**Direction:**
Check each line of the records below and collect those holding "обозначения".

**Provided records:**

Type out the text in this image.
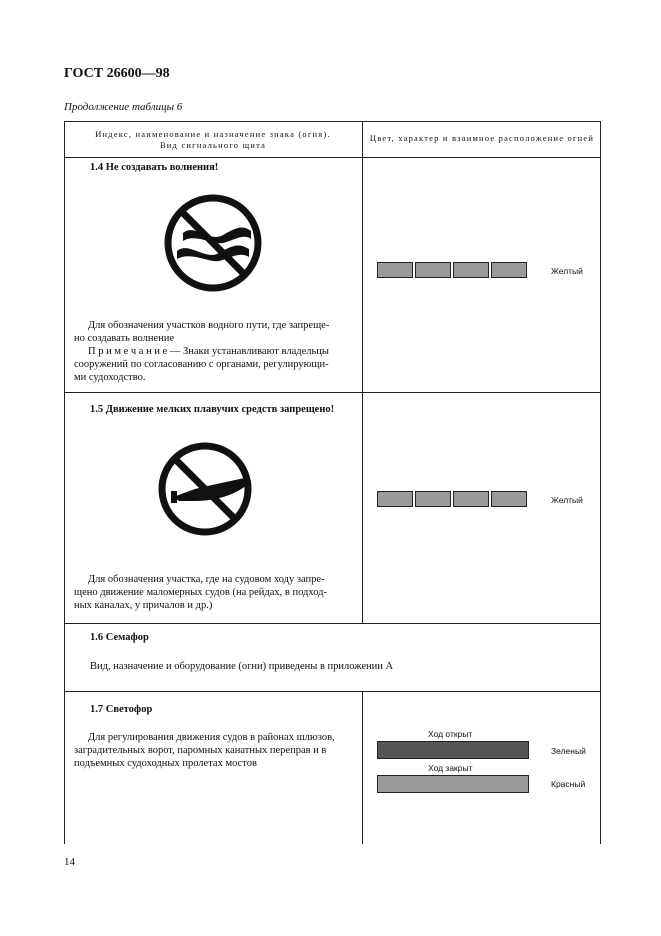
ГОСТ 26600—98
Продолжение таблицы 6
Индекс, наименование и назначение знака (огня).
Вид сигнального щита
Цвет, характер и взаимное расположение огней
1.4 Не создавать волнения!
Для обозначения участков водного пути, где запреще-
но создавать волнение
П р и м е ч а н и е — Знаки устанавливают владельцы
сооружений по согласованию с органами, регулирующи-
ми судоходство.
Желтый
1.5 Движение мелких плавучих средств запрещено!
Для обозначения участка, где на судовом ходу запре-
щено движение маломерных судов (на рейдах, в подход-
ных каналах, у причалов и др.)
Желтый
1.6 Семафор
Вид, назначение и оборудование (огни) приведены в приложении А
1.7 Светофор
Для регулирования движения судов в районах шлюзов,
заградительных ворот, паромных канатных переправ и в
подъемных судоходных пролетах мостов
Ход открыт
Зеленый
Ход закрыт
Красный
14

**Correct answer:**
Для обозначения участков водного пути, где запреще-
Для обозначения участка, где на судовом ходу запре-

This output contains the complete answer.